Quoted passage:

|---|

Mobile Data Units are a blessing. I remember switching to them. Not only did you no longer have to write down your calls on a clipboard whilst driving, but you could check what was pending before you went back in service. Guys would update that pending screen constantly to know when to pull someone over to avoid calls where you would catch paper.

We didn't have those but I know what you mean. Guys would be on a call that normally took 5 minutes to handle for an hour because they knew there was a suspected child abuse or rape call waiting to be handled.

That's a daily occurrence where I work...

"Units we're holding a 10-10 Possible Child Abuse"

"Central, show me out on this noise complaint indefinitely"
Link Posted: 10/15/2013 9:15:10 AM EST
My unit bought a fingerprint machine and suffers the consequences. As a result every arrest MUST be fingerprinted and photographed, even though it's done again as soon as they get to the jail. A fingerprinting for an arrest is DIFFERENT than a booking fingerprinting the say. I should also mention that possession of this machine requires a dedicated T1 line that is isolated from other network attachments (substantial cost associated with this).

|---|

Supplied entries:

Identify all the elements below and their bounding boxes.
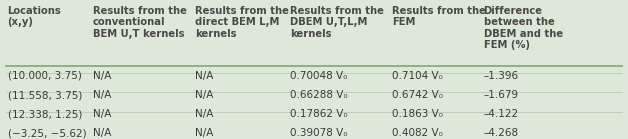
- Text: (12.338, 1.25): (12.338, 1.25): [8, 109, 82, 119]
- Text: N/A: N/A: [93, 128, 111, 138]
- Text: N/A: N/A: [93, 71, 111, 81]
- Text: (10.000, 3.75): (10.000, 3.75): [8, 71, 82, 81]
- Text: 0.7104 V₀: 0.7104 V₀: [392, 71, 443, 81]
- Text: –1.396: –1.396: [484, 71, 519, 81]
- Text: 0.6742 V₀: 0.6742 V₀: [392, 90, 443, 100]
- Text: 0.39078 V₀: 0.39078 V₀: [290, 128, 348, 138]
- Text: N/A: N/A: [93, 90, 111, 100]
- Text: 0.70048 V₀: 0.70048 V₀: [290, 71, 347, 81]
- Text: –1.679: –1.679: [484, 90, 519, 100]
- Text: 0.4082 V₀: 0.4082 V₀: [392, 128, 443, 138]
- Text: Locations
(x,y): Locations (x,y): [8, 6, 62, 27]
- Text: 0.1863 V₀: 0.1863 V₀: [392, 109, 443, 119]
- Text: Difference
between the
DBEM and the
FEM (%): Difference between the DBEM and the FEM …: [484, 6, 563, 50]
- Text: (11.558, 3.75): (11.558, 3.75): [8, 90, 82, 100]
- Text: 0.17862 V₀: 0.17862 V₀: [290, 109, 348, 119]
- Text: Results from the
conventional
BEM U,T kernels: Results from the conventional BEM U,T ke…: [93, 6, 187, 39]
- Text: Results from the
FEM: Results from the FEM: [392, 6, 486, 27]
- Text: Results from the
direct BEM L,M
kernels: Results from the direct BEM L,M kernels: [195, 6, 288, 39]
- Text: Results from the
DBEM U,T,L,M
kernels: Results from the DBEM U,T,L,M kernels: [290, 6, 384, 39]
- Text: N/A: N/A: [195, 128, 213, 138]
- Text: N/A: N/A: [195, 71, 213, 81]
- Text: (−3.25, −5.62): (−3.25, −5.62): [8, 128, 86, 138]
- Text: –4.268: –4.268: [484, 128, 519, 138]
- Text: N/A: N/A: [195, 90, 213, 100]
- Text: N/A: N/A: [93, 109, 111, 119]
- Text: 0.66288 V₀: 0.66288 V₀: [290, 90, 348, 100]
- Text: N/A: N/A: [195, 109, 213, 119]
- Text: –4.122: –4.122: [484, 109, 519, 119]
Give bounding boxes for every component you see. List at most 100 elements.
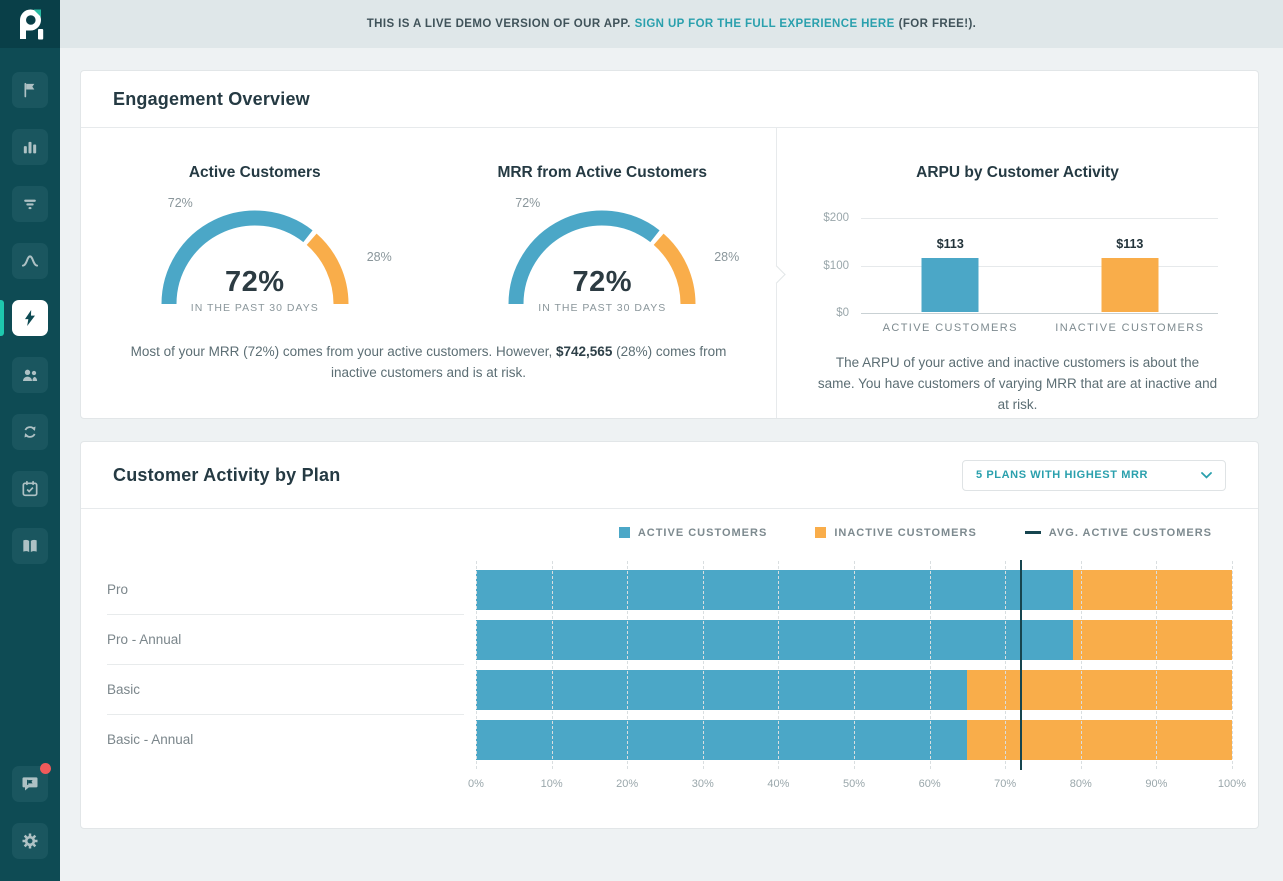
sidebar bbox=[0, 0, 60, 881]
bar-segment-inactive[interactable] bbox=[967, 669, 1232, 710]
customer-activity-card: Customer Activity by Plan 5 PLANS WITH H… bbox=[80, 440, 1259, 829]
y-tick-label: $200 bbox=[823, 212, 849, 224]
bolt-icon[interactable] bbox=[12, 300, 48, 336]
banner-text-suffix: (FOR FREE!). bbox=[898, 18, 977, 30]
bar-segment-inactive[interactable] bbox=[1073, 619, 1232, 660]
arpu-chart-title: ARPU by Customer Activity bbox=[916, 164, 1119, 181]
gridline bbox=[627, 560, 629, 769]
plan-labels-column: Pro Pro - Annual Basic Basic - Annual bbox=[107, 565, 476, 765]
bar-chart-icon[interactable] bbox=[12, 129, 48, 165]
gauge-period-label: IN THE PAST 30 DAYS bbox=[190, 302, 319, 314]
arpu-bar-active[interactable]: $113 bbox=[921, 237, 979, 312]
gauge-period-label: IN THE PAST 30 DAYS bbox=[538, 302, 667, 314]
legend-label: INACTIVE CUSTOMERS bbox=[834, 526, 977, 539]
gridline bbox=[929, 560, 931, 769]
activity-card-body: ACTIVE CUSTOMERS INACTIVE CUSTOMERS AVG.… bbox=[81, 509, 1258, 828]
gridline bbox=[476, 560, 477, 769]
gauge-inactive-pct-label: 28% bbox=[714, 250, 740, 264]
x-axis: 0% 10% 20% 30% 40% 50% 60% 70% 80% 90% 100% bbox=[468, 777, 1246, 794]
sidebar-item-book[interactable] bbox=[0, 528, 60, 564]
sidebar-item-trend[interactable] bbox=[0, 243, 60, 279]
gridline bbox=[1005, 560, 1007, 769]
gauges-section: Active Customers 72% 28% 72% IN THE PAST… bbox=[81, 128, 776, 418]
bar-segment-active[interactable] bbox=[476, 719, 968, 760]
gridline bbox=[702, 560, 704, 769]
bar-segment-inactive[interactable] bbox=[1073, 569, 1232, 610]
bar-segment-active[interactable] bbox=[476, 619, 1074, 660]
sidebar-item-flag[interactable] bbox=[0, 72, 60, 108]
legend-item[interactable]: INACTIVE CUSTOMERS bbox=[815, 527, 976, 539]
arpu-bar-chart: $0 $100 $200 $113 ACTIVE CUSTOMERS $113 IN… bbox=[823, 212, 1218, 334]
x-tick-label: 10% bbox=[540, 777, 563, 790]
legend-blue-swatch-icon bbox=[618, 527, 630, 539]
legend-item[interactable]: AVG. ACTIVE CUSTOMERS bbox=[1024, 526, 1212, 539]
engagement-card-header: Engagement Overview bbox=[81, 71, 1258, 128]
x-tick-label: 20% bbox=[616, 777, 639, 790]
legend-item[interactable]: ACTIVE CUSTOMERS bbox=[618, 526, 768, 539]
gauge-title: MRR from Active Customers bbox=[497, 164, 708, 181]
plan-label: Basic - Annual bbox=[107, 732, 194, 748]
x-tick-label: 90% bbox=[1145, 777, 1168, 790]
app-logo[interactable] bbox=[0, 0, 60, 48]
plans-dropdown[interactable]: 5 PLANS WITH HIGHEST MRR bbox=[962, 459, 1226, 491]
flag-icon[interactable] bbox=[12, 72, 48, 108]
sidebar-item-bolt[interactable] bbox=[0, 300, 60, 336]
gauge-value: 72% bbox=[572, 266, 633, 298]
avg-active-customers-line bbox=[1020, 559, 1023, 770]
legend-label: AVG. ACTIVE CUSTOMERS bbox=[1048, 526, 1212, 539]
feedback-icon[interactable] bbox=[12, 763, 51, 802]
bar-segment-inactive[interactable] bbox=[967, 719, 1232, 760]
book-icon[interactable] bbox=[12, 528, 48, 564]
sidebar-item-bar-chart[interactable] bbox=[0, 129, 60, 165]
x-tick-label: 80% bbox=[1069, 777, 1092, 790]
legend-label: ACTIVE CUSTOMERS bbox=[637, 526, 768, 539]
demo-banner: THIS IS A LIVE DEMO VERSION OF OUR APP. … bbox=[60, 0, 1283, 48]
bar-segment-active[interactable] bbox=[476, 669, 968, 710]
gauge-title: Active Customers bbox=[188, 164, 321, 181]
sidebar-item-calendar-check[interactable] bbox=[0, 471, 60, 507]
bar-category-label: INACTIVE CUSTOMERS bbox=[1055, 322, 1205, 334]
sidebar-item-gear[interactable] bbox=[0, 823, 60, 859]
bar-segment-active[interactable] bbox=[476, 569, 1074, 610]
x-tick-label: 50% bbox=[842, 777, 866, 790]
mrr-amount: $742,565 bbox=[556, 344, 613, 359]
plan-label: Basic bbox=[107, 665, 464, 715]
gridline bbox=[1156, 560, 1158, 769]
gridline bbox=[854, 560, 855, 769]
sidebar-item-funnel[interactable] bbox=[0, 186, 60, 222]
gridline bbox=[551, 560, 553, 769]
bar-value-label: $113 bbox=[936, 237, 964, 252]
gridline bbox=[861, 313, 1218, 314]
gridline bbox=[861, 265, 1218, 267]
stacked-bar-plot bbox=[476, 559, 1233, 770]
calendar-check-icon[interactable] bbox=[12, 471, 48, 507]
y-tick-label: $0 bbox=[836, 307, 849, 319]
sidebar-item-feedback[interactable] bbox=[0, 763, 60, 802]
gear-icon[interactable] bbox=[12, 823, 48, 859]
plan-bar-row bbox=[476, 715, 1232, 765]
activity-title: Customer Activity by Plan bbox=[113, 464, 341, 485]
arpu-bar-inactive[interactable]: $113 bbox=[1101, 237, 1159, 312]
sidebar-item-refresh[interactable] bbox=[0, 414, 60, 450]
notification-badge bbox=[40, 763, 51, 774]
chart-legend: ACTIVE CUSTOMERS INACTIVE CUSTOMERS AVG.… bbox=[107, 527, 1212, 539]
users-icon[interactable] bbox=[12, 357, 48, 393]
x-tick-label: 30% bbox=[691, 777, 714, 790]
plan-label: Pro - Annual bbox=[107, 615, 464, 665]
arpu-note: The ARPU of your active and inactive cus… bbox=[817, 355, 1218, 412]
gauge-arc bbox=[161, 210, 349, 305]
x-tick-label: 0% bbox=[468, 777, 484, 790]
mrr-active-customers-gauge: MRR from Active Customers 72% 28% 72% IN… bbox=[429, 164, 777, 322]
signup-link[interactable]: SIGN UP FOR THE FULL EXPERIENCE HERE bbox=[634, 18, 895, 30]
trend-icon[interactable] bbox=[12, 243, 48, 279]
sidebar-item-users[interactable] bbox=[0, 357, 60, 393]
funnel-icon[interactable] bbox=[12, 186, 48, 222]
plan-bar-row bbox=[476, 565, 1232, 615]
bar-category-label: ACTIVE CUSTOMERS bbox=[882, 322, 1018, 334]
refresh-icon[interactable] bbox=[12, 414, 48, 450]
gridline bbox=[1232, 560, 1233, 769]
main-content: Engagement Overview Active Customers 72%… bbox=[60, 48, 1283, 829]
gauge-value: 72% bbox=[224, 266, 285, 298]
sidebar-nav bbox=[0, 48, 60, 564]
stacked-bar-chart: Pro Pro - Annual Basic Basic - Annual bbox=[107, 559, 1233, 770]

|---|

The exercise: Return, word for word, the part of the police forum excerpt starting with "Mobile Data Units" and going on through "would catch paper.".

Correct output:
Mobile Data Units are a blessing. I remember switching to them. Not only did you no longer have to write down your calls on a clipboard whilst driving, but you could check what was pending before you went back in service. Guys would update that pending screen constantly to know when to pull someone over to avoid calls where you would catch paper.